- Stated exercise
Give back the whole listing exactly as shown.

- - -

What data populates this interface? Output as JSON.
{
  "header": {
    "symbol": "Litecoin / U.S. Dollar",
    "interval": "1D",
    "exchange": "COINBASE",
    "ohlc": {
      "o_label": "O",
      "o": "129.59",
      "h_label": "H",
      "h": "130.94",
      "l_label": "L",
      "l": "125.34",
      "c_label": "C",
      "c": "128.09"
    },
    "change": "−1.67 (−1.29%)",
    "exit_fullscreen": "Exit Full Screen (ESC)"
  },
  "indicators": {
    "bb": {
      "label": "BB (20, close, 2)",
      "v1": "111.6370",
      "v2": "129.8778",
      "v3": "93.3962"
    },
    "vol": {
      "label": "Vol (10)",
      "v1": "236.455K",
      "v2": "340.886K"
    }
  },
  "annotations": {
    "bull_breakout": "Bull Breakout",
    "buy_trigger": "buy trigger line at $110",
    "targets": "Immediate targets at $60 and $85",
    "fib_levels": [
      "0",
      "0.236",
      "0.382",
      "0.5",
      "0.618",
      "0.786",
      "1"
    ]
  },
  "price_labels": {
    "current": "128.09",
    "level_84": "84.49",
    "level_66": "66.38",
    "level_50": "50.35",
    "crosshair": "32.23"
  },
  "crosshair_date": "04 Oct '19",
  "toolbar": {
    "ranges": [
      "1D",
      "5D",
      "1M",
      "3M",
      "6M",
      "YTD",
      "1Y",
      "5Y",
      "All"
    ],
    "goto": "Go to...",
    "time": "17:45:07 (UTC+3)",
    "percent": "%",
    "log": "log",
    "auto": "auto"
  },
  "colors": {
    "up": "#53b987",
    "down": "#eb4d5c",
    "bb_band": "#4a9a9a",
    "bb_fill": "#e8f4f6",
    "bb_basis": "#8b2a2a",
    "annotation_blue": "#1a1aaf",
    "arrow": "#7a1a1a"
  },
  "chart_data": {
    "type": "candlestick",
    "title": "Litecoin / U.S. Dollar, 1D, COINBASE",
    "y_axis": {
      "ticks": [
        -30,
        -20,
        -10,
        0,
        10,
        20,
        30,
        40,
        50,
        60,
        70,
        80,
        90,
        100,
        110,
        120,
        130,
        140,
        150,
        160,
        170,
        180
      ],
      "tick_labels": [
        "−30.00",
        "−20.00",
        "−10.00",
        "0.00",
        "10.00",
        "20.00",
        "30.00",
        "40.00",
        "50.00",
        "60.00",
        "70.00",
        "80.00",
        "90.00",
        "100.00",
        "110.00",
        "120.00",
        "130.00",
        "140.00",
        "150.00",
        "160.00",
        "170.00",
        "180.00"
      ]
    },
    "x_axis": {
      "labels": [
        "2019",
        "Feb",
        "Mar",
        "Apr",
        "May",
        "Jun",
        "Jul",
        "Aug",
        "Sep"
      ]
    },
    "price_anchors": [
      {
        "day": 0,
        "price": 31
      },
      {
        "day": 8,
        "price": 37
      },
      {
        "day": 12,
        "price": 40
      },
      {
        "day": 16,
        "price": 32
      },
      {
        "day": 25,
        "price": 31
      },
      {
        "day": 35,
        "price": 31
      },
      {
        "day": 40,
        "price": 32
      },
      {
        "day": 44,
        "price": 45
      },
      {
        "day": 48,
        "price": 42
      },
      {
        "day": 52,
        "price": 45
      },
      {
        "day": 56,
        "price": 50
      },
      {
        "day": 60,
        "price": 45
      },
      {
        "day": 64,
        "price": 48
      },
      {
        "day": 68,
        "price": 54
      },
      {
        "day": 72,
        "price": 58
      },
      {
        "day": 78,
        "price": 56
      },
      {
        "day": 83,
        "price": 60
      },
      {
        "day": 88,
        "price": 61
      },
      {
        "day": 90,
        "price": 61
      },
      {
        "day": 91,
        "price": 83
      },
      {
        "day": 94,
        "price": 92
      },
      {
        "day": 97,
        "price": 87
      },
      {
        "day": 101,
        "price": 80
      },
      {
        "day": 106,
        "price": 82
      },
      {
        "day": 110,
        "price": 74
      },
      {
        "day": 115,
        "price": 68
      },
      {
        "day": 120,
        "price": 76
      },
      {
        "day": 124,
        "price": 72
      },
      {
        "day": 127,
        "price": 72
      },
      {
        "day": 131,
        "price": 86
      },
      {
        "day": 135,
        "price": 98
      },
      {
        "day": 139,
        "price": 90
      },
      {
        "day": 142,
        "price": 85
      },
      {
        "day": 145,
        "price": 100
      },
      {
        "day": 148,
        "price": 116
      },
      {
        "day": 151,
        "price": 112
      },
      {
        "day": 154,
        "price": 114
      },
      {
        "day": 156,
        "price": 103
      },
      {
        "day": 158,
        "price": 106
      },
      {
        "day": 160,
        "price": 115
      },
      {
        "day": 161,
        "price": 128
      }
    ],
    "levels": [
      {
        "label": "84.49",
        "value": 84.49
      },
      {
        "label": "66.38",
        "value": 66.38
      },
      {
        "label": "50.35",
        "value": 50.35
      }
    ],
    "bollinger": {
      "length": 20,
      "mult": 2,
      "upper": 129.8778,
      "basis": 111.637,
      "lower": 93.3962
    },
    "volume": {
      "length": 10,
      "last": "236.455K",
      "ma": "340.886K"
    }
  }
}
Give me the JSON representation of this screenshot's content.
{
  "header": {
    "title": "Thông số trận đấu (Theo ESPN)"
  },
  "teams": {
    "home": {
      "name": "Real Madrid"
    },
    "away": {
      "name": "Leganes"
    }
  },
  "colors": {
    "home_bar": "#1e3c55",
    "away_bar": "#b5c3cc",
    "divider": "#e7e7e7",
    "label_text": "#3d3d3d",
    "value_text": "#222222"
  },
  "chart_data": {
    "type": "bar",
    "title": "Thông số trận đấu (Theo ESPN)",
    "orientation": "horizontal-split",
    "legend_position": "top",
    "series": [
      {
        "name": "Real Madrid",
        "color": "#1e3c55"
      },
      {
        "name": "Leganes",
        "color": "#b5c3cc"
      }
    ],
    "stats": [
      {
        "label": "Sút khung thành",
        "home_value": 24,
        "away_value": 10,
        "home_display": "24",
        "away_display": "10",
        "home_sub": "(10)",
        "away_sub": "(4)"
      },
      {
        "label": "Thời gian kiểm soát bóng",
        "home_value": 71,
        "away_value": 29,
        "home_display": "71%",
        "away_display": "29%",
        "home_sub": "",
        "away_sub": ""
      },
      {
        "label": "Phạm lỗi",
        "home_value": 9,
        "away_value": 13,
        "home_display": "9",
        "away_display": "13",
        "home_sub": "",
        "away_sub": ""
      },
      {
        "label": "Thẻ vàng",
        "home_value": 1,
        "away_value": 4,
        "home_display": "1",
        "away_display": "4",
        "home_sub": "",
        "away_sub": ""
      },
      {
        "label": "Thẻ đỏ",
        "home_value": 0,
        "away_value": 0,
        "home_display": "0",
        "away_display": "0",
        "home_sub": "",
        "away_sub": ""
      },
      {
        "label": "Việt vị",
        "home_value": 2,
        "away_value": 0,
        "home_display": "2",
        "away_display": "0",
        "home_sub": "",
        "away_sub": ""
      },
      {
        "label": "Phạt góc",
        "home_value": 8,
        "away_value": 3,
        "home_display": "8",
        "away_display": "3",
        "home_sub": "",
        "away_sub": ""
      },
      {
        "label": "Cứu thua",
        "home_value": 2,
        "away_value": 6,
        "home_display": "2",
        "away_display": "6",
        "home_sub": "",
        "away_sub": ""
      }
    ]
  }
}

- - -

- Solution for this exercise
What data populates this interface? Output as JSON.
{
  "header": {
    "symbol": "Litecoin / U.S. Dollar",
    "interval": "1D",
    "exchange": "COINBASE",
    "ohlc": {
      "o_label": "O",
      "o": "129.59",
      "h_label": "H",
      "h": "130.94",
      "l_label": "L",
      "l": "125.34",
      "c_label": "C",
      "c": "128.09"
    },
    "change": "−1.67 (−1.29%)",
    "exit_fullscreen": "Exit Full Screen (ESC)"
  },
  "indicators": {
    "bb": {
      "label": "BB (20, close, 2)",
      "v1": "111.6370",
      "v2": "129.8778",
      "v3": "93.3962"
    },
    "vol": {
      "label": "Vol (10)",
      "v1": "236.455K",
      "v2": "340.886K"
    }
  },
  "annotations": {
    "bull_breakout": "Bull Breakout",
    "buy_trigger": "buy trigger line at $110",
    "targets": "Immediate targets at $60 and $85",
    "fib_levels": [
      "0",
      "0.236",
      "0.382",
      "0.5",
      "0.618",
      "0.786",
      "1"
    ]
  },
  "price_labels": {
    "current": "128.09",
    "level_84": "84.49",
    "level_66": "66.38",
    "level_50": "50.35",
    "crosshair": "32.23"
  },
  "crosshair_date": "04 Oct '19",
  "toolbar": {
    "ranges": [
      "1D",
      "5D",
      "1M",
      "3M",
      "6M",
      "YTD",
      "1Y",
      "5Y",
      "All"
    ],
    "goto": "Go to...",
    "time": "17:45:07 (UTC+3)",
    "percent": "%",
    "log": "log",
    "auto": "auto"
  },
  "colors": {
    "up": "#53b987",
    "down": "#eb4d5c",
    "bb_band": "#4a9a9a",
    "bb_fill": "#e8f4f6",
    "bb_basis": "#8b2a2a",
    "annotation_blue": "#1a1aaf",
    "arrow": "#7a1a1a"
  },
  "chart_data": {
    "type": "candlestick",
    "title": "Litecoin / U.S. Dollar, 1D, COINBASE",
    "y_axis": {
      "ticks": [
        -30,
        -20,
        -10,
        0,
        10,
        20,
        30,
        40,
        50,
        60,
        70,
        80,
        90,
        100,
        110,
        120,
        130,
        140,
        150,
        160,
        170,
        180
      ],
      "tick_labels": [
        "−30.00",
        "−20.00",
        "−10.00",
        "0.00",
        "10.00",
        "20.00",
        "30.00",
        "40.00",
        "50.00",
        "60.00",
        "70.00",
        "80.00",
        "90.00",
        "100.00",
        "110.00",
        "120.00",
        "130.00",
        "140.00",
        "150.00",
        "160.00",
        "170.00",
        "180.00"
      ]
    },
    "x_axis": {
      "labels": [
        "2019",
        "Feb",
        "Mar",
        "Apr",
        "May",
        "Jun",
        "Jul",
        "Aug",
        "Sep"
      ]
    },
    "price_anchors": [
      {
        "day": 0,
        "price": 31
      },
      {
        "day": 8,
        "price": 37
      },
      {
        "day": 12,
        "price": 40
      },
      {
        "day": 16,
        "price": 32
      },
      {
        "day": 25,
        "price": 31
      },
      {
        "day": 35,
        "price": 31
      },
      {
        "day": 40,
        "price": 32
      },
      {
        "day": 44,
        "price": 45
      },
      {
        "day": 48,
        "price": 42
      },
      {
        "day": 52,
        "price": 45
      },
      {
        "day": 56,
        "price": 50
      },
      {
        "day": 60,
        "price": 45
      },
      {
        "day": 64,
        "price": 48
      },
      {
        "day": 68,
        "price": 54
      },
      {
        "day": 72,
        "price": 58
      },
      {
        "day": 78,
        "price": 56
      },
      {
        "day": 83,
        "price": 60
      },
      {
        "day": 88,
        "price": 61
      },
      {
        "day": 90,
        "price": 61
      },
      {
        "day": 91,
        "price": 83
      },
      {
        "day": 94,
        "price": 92
      },
      {
        "day": 97,
        "price": 87
      },
      {
        "day": 101,
        "price": 80
      },
      {
        "day": 106,
        "price": 82
      },
      {
        "day": 110,
        "price": 74
      },
      {
        "day": 115,
        "price": 68
      },
      {
        "day": 120,
        "price": 76
      },
      {
        "day": 124,
        "price": 72
      },
      {
        "day": 127,
        "price": 72
      },
      {
        "day": 131,
        "price": 86
      },
      {
        "day": 135,
        "price": 98
      },
      {
        "day": 139,
        "price": 90
      },
      {
        "day": 142,
        "price": 85
      },
      {
        "day": 145,
        "price": 100
      },
      {
        "day": 148,
        "price": 116
      },
      {
        "day": 151,
        "price": 112
      },
      {
        "day": 154,
        "price": 114
      },
      {
        "day": 156,
        "price": 103
      },
      {
        "day": 158,
        "price": 106
      },
      {
        "day": 160,
        "price": 115
      },
      {
        "day": 161,
        "price": 128
      }
    ],
    "levels": [
      {
        "label": "84.49",
        "value": 84.49
      },
      {
        "label": "66.38",
        "value": 66.38
      },
      {
        "label": "50.35",
        "value": 50.35
      }
    ],
    "bollinger": {
      "length": 20,
      "mult": 2,
      "upper": 129.8778,
      "basis": 111.637,
      "lower": 93.3962
    },
    "volume": {
      "length": 10,
      "last": "236.455K",
      "ma": "340.886K"
    }
  }
}
Give me the JSON representation of this screenshot's content.
{
  "header": {
    "title": "Thông số trận đấu (Theo ESPN)"
  },
  "teams": {
    "home": {
      "name": "Real Madrid"
    },
    "away": {
      "name": "Leganes"
    }
  },
  "colors": {
    "home_bar": "#1e3c55",
    "away_bar": "#b5c3cc",
    "divider": "#e7e7e7",
    "label_text": "#3d3d3d",
    "value_text": "#222222"
  },
  "chart_data": {
    "type": "bar",
    "title": "Thông số trận đấu (Theo ESPN)",
    "orientation": "horizontal-split",
    "legend_position": "top",
    "series": [
      {
        "name": "Real Madrid",
        "color": "#1e3c55"
      },
      {
        "name": "Leganes",
        "color": "#b5c3cc"
      }
    ],
    "stats": [
      {
        "label": "Sút khung thành",
        "home_value": 24,
        "away_value": 10,
        "home_display": "24",
        "away_display": "10",
        "home_sub": "(10)",
        "away_sub": "(4)"
      },
      {
        "label": "Thời gian kiểm soát bóng",
        "home_value": 71,
        "away_value": 29,
        "home_display": "71%",
        "away_display": "29%",
        "home_sub": "",
        "away_sub": ""
      },
      {
        "label": "Phạm lỗi",
        "home_value": 9,
        "away_value": 13,
        "home_display": "9",
        "away_display": "13",
        "home_sub": "",
        "away_sub": ""
      },
      {
        "label": "Thẻ vàng",
        "home_value": 1,
        "away_value": 4,
        "home_display": "1",
        "away_display": "4",
        "home_sub": "",
        "away_sub": ""
      },
      {
        "label": "Thẻ đỏ",
        "home_value": 0,
        "away_value": 0,
        "home_display": "0",
        "away_display": "0",
        "home_sub": "",
        "away_sub": ""
      },
      {
        "label": "Việt vị",
        "home_value": 2,
        "away_value": 0,
        "home_display": "2",
        "away_display": "0",
        "home_sub": "",
        "away_sub": ""
      },
      {
        "label": "Phạt góc",
        "home_value": 8,
        "away_value": 3,
        "home_display": "8",
        "away_display": "3",
        "home_sub": "",
        "away_sub": ""
      },
      {
        "label": "Cứu thua",
        "home_value": 2,
        "away_value": 6,
        "home_display": "2",
        "away_display": "6",
        "home_sub": "",
        "away_sub": ""
      }
    ]
  }
}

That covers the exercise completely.